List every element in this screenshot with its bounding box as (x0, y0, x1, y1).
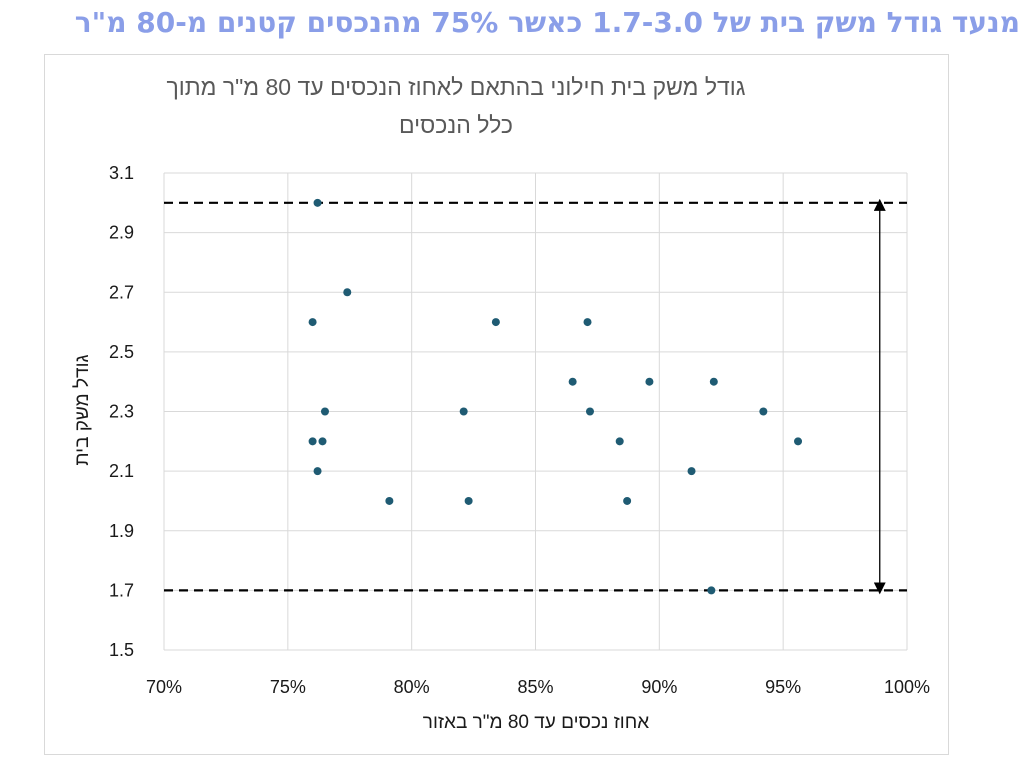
y-tick-label: 2.9 (109, 223, 134, 243)
data-point (308, 318, 317, 327)
y-tick-label: 2.7 (109, 282, 134, 302)
x-axis-title: אחוז נכסים עד 80 מ"ר באזור (423, 712, 649, 733)
data-point (615, 437, 624, 446)
data-point (313, 467, 322, 476)
y-tick-label: 3.1 (109, 163, 134, 183)
data-point (687, 467, 696, 476)
y-tick-label: 1.9 (109, 521, 134, 541)
data-point (464, 496, 473, 505)
data-point (759, 407, 768, 416)
x-tick-label: 80% (394, 677, 430, 697)
chart-title-line: כלל הנכסים (399, 112, 513, 138)
x-tick-label: 85% (517, 677, 553, 697)
data-point (308, 437, 317, 446)
x-tick-label: 90% (641, 677, 677, 697)
data-point (568, 377, 577, 386)
data-point (794, 437, 803, 446)
data-point (491, 318, 500, 327)
data-point (707, 586, 716, 595)
chart-frame (44, 54, 949, 755)
data-point (459, 407, 468, 416)
y-tick-label: 2.5 (109, 342, 134, 362)
y-axis-title: גודל משק בית (72, 354, 93, 465)
data-point (385, 496, 394, 505)
y-tick-label: 2.3 (109, 402, 134, 422)
data-point (583, 318, 592, 327)
y-tick-label: 1.5 (109, 640, 134, 660)
headline: מנעד גודל משק בית של 1.7-3.0 כאשר 75% מה… (74, 6, 1020, 39)
data-point (318, 437, 327, 446)
data-point (320, 407, 329, 416)
data-point (645, 377, 654, 386)
x-tick-label: 95% (765, 677, 801, 697)
x-tick-label: 100% (884, 677, 930, 697)
y-tick-label: 1.7 (109, 580, 134, 600)
x-tick-label: 70% (146, 677, 182, 697)
data-point (343, 288, 352, 297)
y-tick-label: 2.1 (109, 461, 134, 481)
chart-title-line: גודל משק בית חילוני בהתאם לאחוז הנכסים ע… (166, 74, 745, 100)
data-point (585, 407, 594, 416)
data-point (623, 496, 632, 505)
data-point (313, 198, 322, 207)
x-tick-label: 75% (270, 677, 306, 697)
data-point (709, 377, 718, 386)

**AIM OF THE TASK**
Reproduce every line of the item above without altering any character. Leave the picture out.

**REPLY**
List every element in this screenshot with its bounding box as (x0, y0, x1, y1).
y-tick-label: 2.9 (109, 223, 134, 243)
data-point (308, 318, 317, 327)
y-tick-label: 2.7 (109, 282, 134, 302)
x-axis-title: אחוז נכסים עד 80 מ"ר באזור (423, 712, 649, 733)
data-point (615, 437, 624, 446)
data-point (313, 467, 322, 476)
y-tick-label: 3.1 (109, 163, 134, 183)
data-point (687, 467, 696, 476)
y-tick-label: 1.9 (109, 521, 134, 541)
data-point (464, 496, 473, 505)
data-point (759, 407, 768, 416)
x-tick-label: 80% (394, 677, 430, 697)
chart-title-line: כלל הנכסים (399, 112, 513, 138)
x-tick-label: 85% (517, 677, 553, 697)
data-point (308, 437, 317, 446)
x-tick-label: 90% (641, 677, 677, 697)
data-point (568, 377, 577, 386)
data-point (794, 437, 803, 446)
data-point (491, 318, 500, 327)
data-point (707, 586, 716, 595)
chart-frame (44, 54, 949, 755)
data-point (459, 407, 468, 416)
y-tick-label: 2.5 (109, 342, 134, 362)
y-axis-title: גודל משק בית (72, 354, 93, 465)
data-point (385, 496, 394, 505)
y-tick-label: 2.3 (109, 402, 134, 422)
data-point (583, 318, 592, 327)
y-tick-label: 1.5 (109, 640, 134, 660)
headline: מנעד גודל משק בית של 1.7-3.0 כאשר 75% מה… (74, 6, 1020, 39)
data-point (318, 437, 327, 446)
data-point (320, 407, 329, 416)
data-point (645, 377, 654, 386)
x-tick-label: 95% (765, 677, 801, 697)
x-tick-label: 100% (884, 677, 930, 697)
y-tick-label: 1.7 (109, 580, 134, 600)
x-tick-label: 70% (146, 677, 182, 697)
data-point (343, 288, 352, 297)
y-tick-label: 2.1 (109, 461, 134, 481)
chart-title-line: גודל משק בית חילוני בהתאם לאחוז הנכסים ע… (166, 74, 745, 100)
data-point (585, 407, 594, 416)
data-point (623, 496, 632, 505)
data-point (313, 198, 322, 207)
x-tick-label: 75% (270, 677, 306, 697)
data-point (709, 377, 718, 386)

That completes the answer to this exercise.